* [OBJECTIVE] Take the listing and print it in full, exactly as given.

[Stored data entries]
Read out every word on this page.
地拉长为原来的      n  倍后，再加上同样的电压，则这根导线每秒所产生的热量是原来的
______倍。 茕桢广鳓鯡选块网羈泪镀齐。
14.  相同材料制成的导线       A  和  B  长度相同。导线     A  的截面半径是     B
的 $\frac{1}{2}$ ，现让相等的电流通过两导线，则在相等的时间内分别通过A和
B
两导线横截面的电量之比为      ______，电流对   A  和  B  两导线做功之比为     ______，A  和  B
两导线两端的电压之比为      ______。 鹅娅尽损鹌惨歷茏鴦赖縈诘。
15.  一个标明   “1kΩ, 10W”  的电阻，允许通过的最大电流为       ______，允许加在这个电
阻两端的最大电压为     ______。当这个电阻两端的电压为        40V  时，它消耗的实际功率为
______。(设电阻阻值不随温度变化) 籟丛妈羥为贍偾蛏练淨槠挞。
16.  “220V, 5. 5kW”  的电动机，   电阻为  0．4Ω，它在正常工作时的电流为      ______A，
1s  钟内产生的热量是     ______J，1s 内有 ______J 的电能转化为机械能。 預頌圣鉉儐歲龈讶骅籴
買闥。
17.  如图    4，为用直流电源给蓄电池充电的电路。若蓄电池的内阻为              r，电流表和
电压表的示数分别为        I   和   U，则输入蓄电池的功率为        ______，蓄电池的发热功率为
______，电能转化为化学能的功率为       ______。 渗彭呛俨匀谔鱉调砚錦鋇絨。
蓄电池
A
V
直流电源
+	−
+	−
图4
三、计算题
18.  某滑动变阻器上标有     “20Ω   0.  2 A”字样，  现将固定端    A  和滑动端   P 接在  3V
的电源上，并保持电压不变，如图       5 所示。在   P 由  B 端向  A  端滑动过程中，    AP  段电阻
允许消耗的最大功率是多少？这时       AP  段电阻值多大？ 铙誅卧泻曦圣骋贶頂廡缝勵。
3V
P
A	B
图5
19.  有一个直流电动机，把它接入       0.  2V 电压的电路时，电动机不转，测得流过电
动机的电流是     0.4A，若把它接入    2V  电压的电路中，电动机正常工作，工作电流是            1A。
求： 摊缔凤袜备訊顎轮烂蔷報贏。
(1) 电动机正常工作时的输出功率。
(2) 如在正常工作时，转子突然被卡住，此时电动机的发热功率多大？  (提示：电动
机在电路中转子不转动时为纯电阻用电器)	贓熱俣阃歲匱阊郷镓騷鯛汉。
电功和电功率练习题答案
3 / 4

* [SOLUTION TO THE PROBLEM]
Read out every word on this page.
地拉长为原来的      n  倍后，再加上同样的电压，则这根导线每秒所产生的热量是原来的
______倍。 茕桢广鳓鯡选块网羈泪镀齐。
14.  相同材料制成的导线       A  和  B  长度相同。导线     A  的截面半径是     B
的 $\frac{1}{2}$ ，现让相等的电流通过两导线，则在相等的时间内分别通过A和
B
两导线横截面的电量之比为      ______，电流对   A  和  B  两导线做功之比为     ______，A  和  B
两导线两端的电压之比为      ______。 鹅娅尽损鹌惨歷茏鴦赖縈诘。
15.  一个标明   “1kΩ, 10W”  的电阻，允许通过的最大电流为       ______，允许加在这个电
阻两端的最大电压为     ______。当这个电阻两端的电压为        40V  时，它消耗的实际功率为
______。(设电阻阻值不随温度变化) 籟丛妈羥为贍偾蛏练淨槠挞。
16.  “220V, 5. 5kW”  的电动机，   电阻为  0．4Ω，它在正常工作时的电流为      ______A，
1s  钟内产生的热量是     ______J，1s 内有 ______J 的电能转化为机械能。 預頌圣鉉儐歲龈讶骅籴
買闥。
17.  如图    4，为用直流电源给蓄电池充电的电路。若蓄电池的内阻为              r，电流表和
电压表的示数分别为        I   和   U，则输入蓄电池的功率为        ______，蓄电池的发热功率为
______，电能转化为化学能的功率为       ______。 渗彭呛俨匀谔鱉调砚錦鋇絨。
蓄电池
A
V
直流电源
+	−
+	−
图4
三、计算题
18.  某滑动变阻器上标有     “20Ω   0.  2 A”字样，  现将固定端    A  和滑动端   P 接在  3V
的电源上，并保持电压不变，如图       5 所示。在   P 由  B 端向  A  端滑动过程中，    AP  段电阻
允许消耗的最大功率是多少？这时       AP  段电阻值多大？ 铙誅卧泻曦圣骋贶頂廡缝勵。
3V
P
A	B
图5
19.  有一个直流电动机，把它接入       0.  2V 电压的电路时，电动机不转，测得流过电
动机的电流是     0.4A，若把它接入    2V  电压的电路中，电动机正常工作，工作电流是            1A。
求： 摊缔凤袜备訊顎轮烂蔷報贏。
(1) 电动机正常工作时的输出功率。
(2) 如在正常工作时，转子突然被卡住，此时电动机的发热功率多大？  (提示：电动
机在电路中转子不转动时为纯电阻用电器)	贓熱俣阃歲匱阊郷镓騷鯛汉。
电功和电功率练习题答案
3 / 4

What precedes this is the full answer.